[Problem description] Reproduce every record exactly as it appears, but not the pictures.
**** Data
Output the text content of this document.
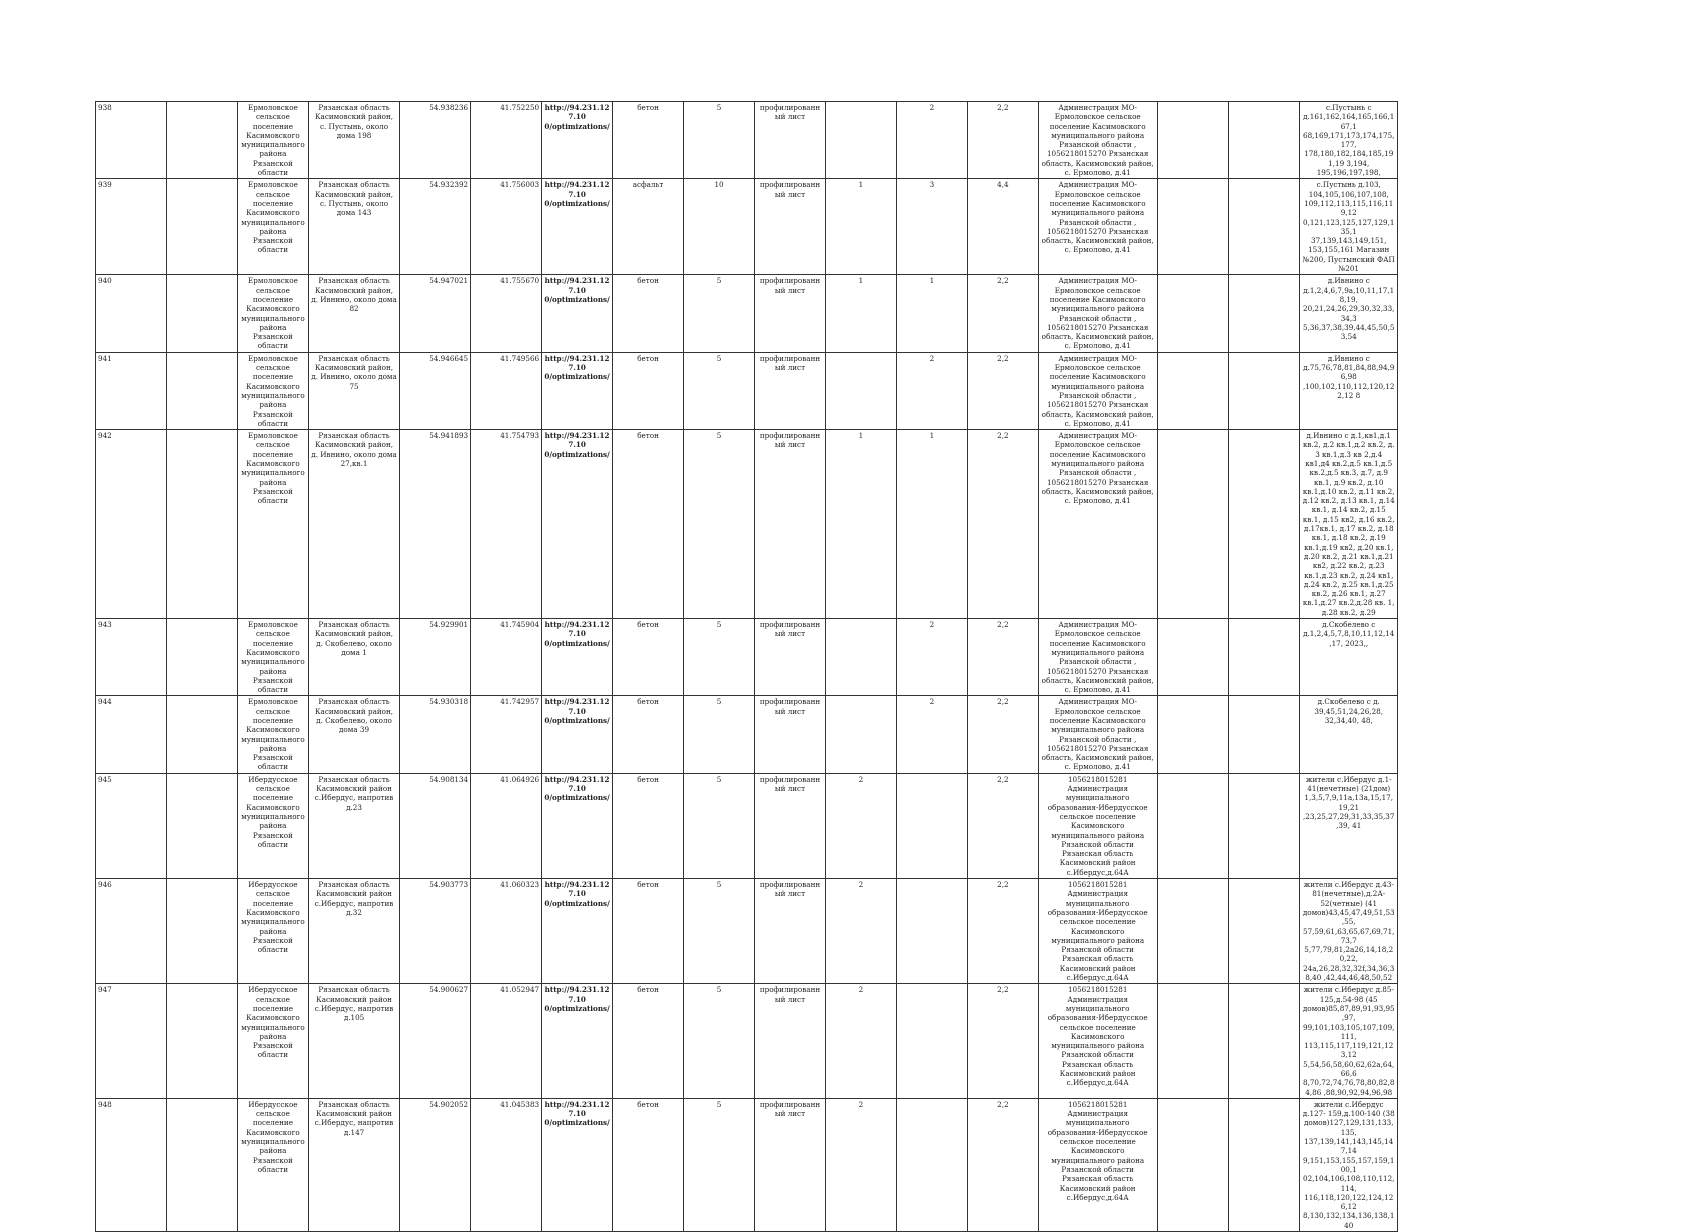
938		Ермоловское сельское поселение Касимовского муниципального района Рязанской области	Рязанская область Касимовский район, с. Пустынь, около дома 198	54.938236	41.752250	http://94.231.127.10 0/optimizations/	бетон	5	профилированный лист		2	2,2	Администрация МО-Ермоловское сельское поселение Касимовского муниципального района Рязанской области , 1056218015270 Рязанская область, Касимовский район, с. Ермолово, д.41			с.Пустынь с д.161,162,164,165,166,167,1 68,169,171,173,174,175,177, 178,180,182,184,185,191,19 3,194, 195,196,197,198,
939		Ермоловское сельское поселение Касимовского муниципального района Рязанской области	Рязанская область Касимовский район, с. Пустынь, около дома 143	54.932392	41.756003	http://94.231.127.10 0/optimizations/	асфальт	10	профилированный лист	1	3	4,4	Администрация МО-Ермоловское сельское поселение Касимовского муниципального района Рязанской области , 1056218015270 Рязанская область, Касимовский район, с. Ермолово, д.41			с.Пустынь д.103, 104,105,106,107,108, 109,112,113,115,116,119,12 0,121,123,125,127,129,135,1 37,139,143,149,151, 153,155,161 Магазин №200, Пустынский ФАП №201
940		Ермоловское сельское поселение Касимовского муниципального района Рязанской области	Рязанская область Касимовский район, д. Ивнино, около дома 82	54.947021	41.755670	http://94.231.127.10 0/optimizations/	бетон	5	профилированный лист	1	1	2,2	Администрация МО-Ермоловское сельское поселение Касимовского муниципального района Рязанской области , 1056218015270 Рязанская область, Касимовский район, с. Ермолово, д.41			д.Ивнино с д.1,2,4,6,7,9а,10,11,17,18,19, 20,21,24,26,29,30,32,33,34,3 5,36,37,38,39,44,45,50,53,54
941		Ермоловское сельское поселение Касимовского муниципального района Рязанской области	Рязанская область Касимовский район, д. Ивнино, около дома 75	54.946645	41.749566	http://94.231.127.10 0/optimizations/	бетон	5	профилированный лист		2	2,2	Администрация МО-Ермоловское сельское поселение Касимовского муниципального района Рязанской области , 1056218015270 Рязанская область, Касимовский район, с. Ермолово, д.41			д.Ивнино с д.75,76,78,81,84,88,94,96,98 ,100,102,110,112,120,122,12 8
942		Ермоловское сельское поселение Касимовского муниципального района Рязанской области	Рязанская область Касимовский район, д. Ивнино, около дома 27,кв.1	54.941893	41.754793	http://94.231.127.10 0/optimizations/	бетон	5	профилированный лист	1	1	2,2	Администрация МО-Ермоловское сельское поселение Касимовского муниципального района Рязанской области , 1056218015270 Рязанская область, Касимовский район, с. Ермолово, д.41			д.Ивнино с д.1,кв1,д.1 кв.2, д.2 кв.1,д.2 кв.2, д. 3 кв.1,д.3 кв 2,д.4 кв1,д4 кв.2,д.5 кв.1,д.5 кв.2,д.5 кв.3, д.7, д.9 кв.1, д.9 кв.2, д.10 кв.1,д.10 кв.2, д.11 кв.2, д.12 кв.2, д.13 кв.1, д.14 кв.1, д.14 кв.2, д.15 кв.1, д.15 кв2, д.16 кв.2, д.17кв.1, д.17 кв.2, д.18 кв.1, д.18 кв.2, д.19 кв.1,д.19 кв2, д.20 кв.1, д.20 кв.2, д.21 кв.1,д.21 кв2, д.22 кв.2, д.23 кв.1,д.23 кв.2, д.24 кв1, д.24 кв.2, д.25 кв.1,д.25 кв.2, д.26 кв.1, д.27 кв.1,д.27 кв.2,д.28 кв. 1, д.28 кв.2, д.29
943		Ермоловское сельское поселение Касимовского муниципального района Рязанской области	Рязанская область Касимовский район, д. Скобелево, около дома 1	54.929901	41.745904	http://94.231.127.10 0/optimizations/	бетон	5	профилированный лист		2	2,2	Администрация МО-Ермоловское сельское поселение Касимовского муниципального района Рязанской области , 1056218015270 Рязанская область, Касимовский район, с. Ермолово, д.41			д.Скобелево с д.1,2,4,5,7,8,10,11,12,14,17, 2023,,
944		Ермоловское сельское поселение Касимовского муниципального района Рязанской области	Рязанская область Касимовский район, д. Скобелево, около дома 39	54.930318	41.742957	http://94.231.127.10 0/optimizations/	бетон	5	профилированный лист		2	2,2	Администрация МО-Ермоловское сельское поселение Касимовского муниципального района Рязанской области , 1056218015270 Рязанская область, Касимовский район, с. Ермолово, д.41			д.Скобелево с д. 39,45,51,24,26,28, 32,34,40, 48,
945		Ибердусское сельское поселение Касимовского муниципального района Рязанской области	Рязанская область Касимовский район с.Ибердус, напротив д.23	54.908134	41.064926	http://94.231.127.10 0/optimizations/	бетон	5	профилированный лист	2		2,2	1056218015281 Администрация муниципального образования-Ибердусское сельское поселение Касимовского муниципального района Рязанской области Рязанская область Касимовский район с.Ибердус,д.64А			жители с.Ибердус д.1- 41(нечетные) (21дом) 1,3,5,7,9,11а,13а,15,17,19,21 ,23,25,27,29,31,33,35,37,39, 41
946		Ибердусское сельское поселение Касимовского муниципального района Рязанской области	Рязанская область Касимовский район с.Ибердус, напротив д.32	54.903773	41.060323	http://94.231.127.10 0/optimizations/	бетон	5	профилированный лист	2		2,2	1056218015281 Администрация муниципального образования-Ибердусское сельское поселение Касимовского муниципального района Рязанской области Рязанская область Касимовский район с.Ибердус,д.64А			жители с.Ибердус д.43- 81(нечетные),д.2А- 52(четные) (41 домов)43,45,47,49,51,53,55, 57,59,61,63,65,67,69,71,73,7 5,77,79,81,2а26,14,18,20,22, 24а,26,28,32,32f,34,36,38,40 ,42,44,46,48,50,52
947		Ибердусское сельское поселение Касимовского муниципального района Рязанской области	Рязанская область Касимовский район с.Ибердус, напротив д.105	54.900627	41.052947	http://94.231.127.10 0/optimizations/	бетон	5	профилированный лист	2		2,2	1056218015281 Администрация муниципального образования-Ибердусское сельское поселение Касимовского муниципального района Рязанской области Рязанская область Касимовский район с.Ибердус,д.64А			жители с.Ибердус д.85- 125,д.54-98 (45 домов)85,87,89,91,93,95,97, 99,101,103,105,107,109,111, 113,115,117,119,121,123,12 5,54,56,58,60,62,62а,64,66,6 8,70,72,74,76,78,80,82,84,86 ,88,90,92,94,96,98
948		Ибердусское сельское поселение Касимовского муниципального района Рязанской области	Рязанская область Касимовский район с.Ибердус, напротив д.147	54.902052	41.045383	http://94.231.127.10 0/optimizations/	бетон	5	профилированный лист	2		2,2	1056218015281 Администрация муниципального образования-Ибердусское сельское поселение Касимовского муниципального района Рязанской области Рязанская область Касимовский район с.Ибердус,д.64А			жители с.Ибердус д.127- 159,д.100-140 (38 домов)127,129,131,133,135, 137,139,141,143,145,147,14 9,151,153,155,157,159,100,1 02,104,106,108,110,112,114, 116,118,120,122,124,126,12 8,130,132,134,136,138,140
********
[Solution to this problem]
Output the text content of this document.
938		Ермоловское сельское поселение Касимовского муниципального района Рязанской области	Рязанская область Касимовский район, с. Пустынь, около дома 198	54.938236	41.752250	http://94.231.127.10 0/optimizations/	бетон	5	профилированный лист		2	2,2	Администрация МО-Ермоловское сельское поселение Касимовского муниципального района Рязанской области , 1056218015270 Рязанская область, Касимовский район, с. Ермолово, д.41			с.Пустынь с д.161,162,164,165,166,167,1 68,169,171,173,174,175,177, 178,180,182,184,185,191,19 3,194, 195,196,197,198,
939		Ермоловское сельское поселение Касимовского муниципального района Рязанской области	Рязанская область Касимовский район, с. Пустынь, около дома 143	54.932392	41.756003	http://94.231.127.10 0/optimizations/	асфальт	10	профилированный лист	1	3	4,4	Администрация МО-Ермоловское сельское поселение Касимовского муниципального района Рязанской области , 1056218015270 Рязанская область, Касимовский район, с. Ермолово, д.41			с.Пустынь д.103, 104,105,106,107,108, 109,112,113,115,116,119,12 0,121,123,125,127,129,135,1 37,139,143,149,151, 153,155,161 Магазин №200, Пустынский ФАП №201
940		Ермоловское сельское поселение Касимовского муниципального района Рязанской области	Рязанская область Касимовский район, д. Ивнино, около дома 82	54.947021	41.755670	http://94.231.127.10 0/optimizations/	бетон	5	профилированный лист	1	1	2,2	Администрация МО-Ермоловское сельское поселение Касимовского муниципального района Рязанской области , 1056218015270 Рязанская область, Касимовский район, с. Ермолово, д.41			д.Ивнино с д.1,2,4,6,7,9а,10,11,17,18,19, 20,21,24,26,29,30,32,33,34,3 5,36,37,38,39,44,45,50,53,54
941		Ермоловское сельское поселение Касимовского муниципального района Рязанской области	Рязанская область Касимовский район, д. Ивнино, около дома 75	54.946645	41.749566	http://94.231.127.10 0/optimizations/	бетон	5	профилированный лист		2	2,2	Администрация МО-Ермоловское сельское поселение Касимовского муниципального района Рязанской области , 1056218015270 Рязанская область, Касимовский район, с. Ермолово, д.41			д.Ивнино с д.75,76,78,81,84,88,94,96,98 ,100,102,110,112,120,122,12 8
942		Ермоловское сельское поселение Касимовского муниципального района Рязанской области	Рязанская область Касимовский район, д. Ивнино, около дома 27,кв.1	54.941893	41.754793	http://94.231.127.10 0/optimizations/	бетон	5	профилированный лист	1	1	2,2	Администрация МО-Ермоловское сельское поселение Касимовского муниципального района Рязанской области , 1056218015270 Рязанская область, Касимовский район, с. Ермолово, д.41			д.Ивнино с д.1,кв1,д.1 кв.2, д.2 кв.1,д.2 кв.2, д. 3 кв.1,д.3 кв 2,д.4 кв1,д4 кв.2,д.5 кв.1,д.5 кв.2,д.5 кв.3, д.7, д.9 кв.1, д.9 кв.2, д.10 кв.1,д.10 кв.2, д.11 кв.2, д.12 кв.2, д.13 кв.1, д.14 кв.1, д.14 кв.2, д.15 кв.1, д.15 кв2, д.16 кв.2, д.17кв.1, д.17 кв.2, д.18 кв.1, д.18 кв.2, д.19 кв.1,д.19 кв2, д.20 кв.1, д.20 кв.2, д.21 кв.1,д.21 кв2, д.22 кв.2, д.23 кв.1,д.23 кв.2, д.24 кв1, д.24 кв.2, д.25 кв.1,д.25 кв.2, д.26 кв.1, д.27 кв.1,д.27 кв.2,д.28 кв. 1, д.28 кв.2, д.29
943		Ермоловское сельское поселение Касимовского муниципального района Рязанской области	Рязанская область Касимовский район, д. Скобелево, около дома 1	54.929901	41.745904	http://94.231.127.10 0/optimizations/	бетон	5	профилированный лист		2	2,2	Администрация МО-Ермоловское сельское поселение Касимовского муниципального района Рязанской области , 1056218015270 Рязанская область, Касимовский район, с. Ермолово, д.41			д.Скобелево с д.1,2,4,5,7,8,10,11,12,14,17, 2023,,
944		Ермоловское сельское поселение Касимовского муниципального района Рязанской области	Рязанская область Касимовский район, д. Скобелево, около дома 39	54.930318	41.742957	http://94.231.127.10 0/optimizations/	бетон	5	профилированный лист		2	2,2	Администрация МО-Ермоловское сельское поселение Касимовского муниципального района Рязанской области , 1056218015270 Рязанская область, Касимовский район, с. Ермолово, д.41			д.Скобелево с д. 39,45,51,24,26,28, 32,34,40, 48,
945		Ибердусское сельское поселение Касимовского муниципального района Рязанской области	Рязанская область Касимовский район с.Ибердус, напротив д.23	54.908134	41.064926	http://94.231.127.10 0/optimizations/	бетон	5	профилированный лист	2		2,2	1056218015281 Администрация муниципального образования-Ибердусское сельское поселение Касимовского муниципального района Рязанской области Рязанская область Касимовский район с.Ибердус,д.64А			жители с.Ибердус д.1- 41(нечетные) (21дом) 1,3,5,7,9,11а,13а,15,17,19,21 ,23,25,27,29,31,33,35,37,39, 41
946		Ибердусское сельское поселение Касимовского муниципального района Рязанской области	Рязанская область Касимовский район с.Ибердус, напротив д.32	54.903773	41.060323	http://94.231.127.10 0/optimizations/	бетон	5	профилированный лист	2		2,2	1056218015281 Администрация муниципального образования-Ибердусское сельское поселение Касимовского муниципального района Рязанской области Рязанская область Касимовский район с.Ибердус,д.64А			жители с.Ибердус д.43- 81(нечетные),д.2А- 52(четные) (41 домов)43,45,47,49,51,53,55, 57,59,61,63,65,67,69,71,73,7 5,77,79,81,2а26,14,18,20,22, 24а,26,28,32,32f,34,36,38,40 ,42,44,46,48,50,52
947		Ибердусское сельское поселение Касимовского муниципального района Рязанской области	Рязанская область Касимовский район с.Ибердус, напротив д.105	54.900627	41.052947	http://94.231.127.10 0/optimizations/	бетон	5	профилированный лист	2		2,2	1056218015281 Администрация муниципального образования-Ибердусское сельское поселение Касимовского муниципального района Рязанской области Рязанская область Касимовский район с.Ибердус,д.64А			жители с.Ибердус д.85- 125,д.54-98 (45 домов)85,87,89,91,93,95,97, 99,101,103,105,107,109,111, 113,115,117,119,121,123,12 5,54,56,58,60,62,62а,64,66,6 8,70,72,74,76,78,80,82,84,86 ,88,90,92,94,96,98
948		Ибердусское сельское поселение Касимовского муниципального района Рязанской области	Рязанская область Касимовский район с.Ибердус, напротив д.147	54.902052	41.045383	http://94.231.127.10 0/optimizations/	бетон	5	профилированный лист	2		2,2	1056218015281 Администрация муниципального образования-Ибердусское сельское поселение Касимовского муниципального района Рязанской области Рязанская область Касимовский район с.Ибердус,д.64А			жители с.Ибердус д.127- 159,д.100-140 (38 домов)127,129,131,133,135, 137,139,141,143,145,147,14 9,151,153,155,157,159,100,1 02,104,106,108,110,112,114, 116,118,120,122,124,126,12 8,130,132,134,136,138,140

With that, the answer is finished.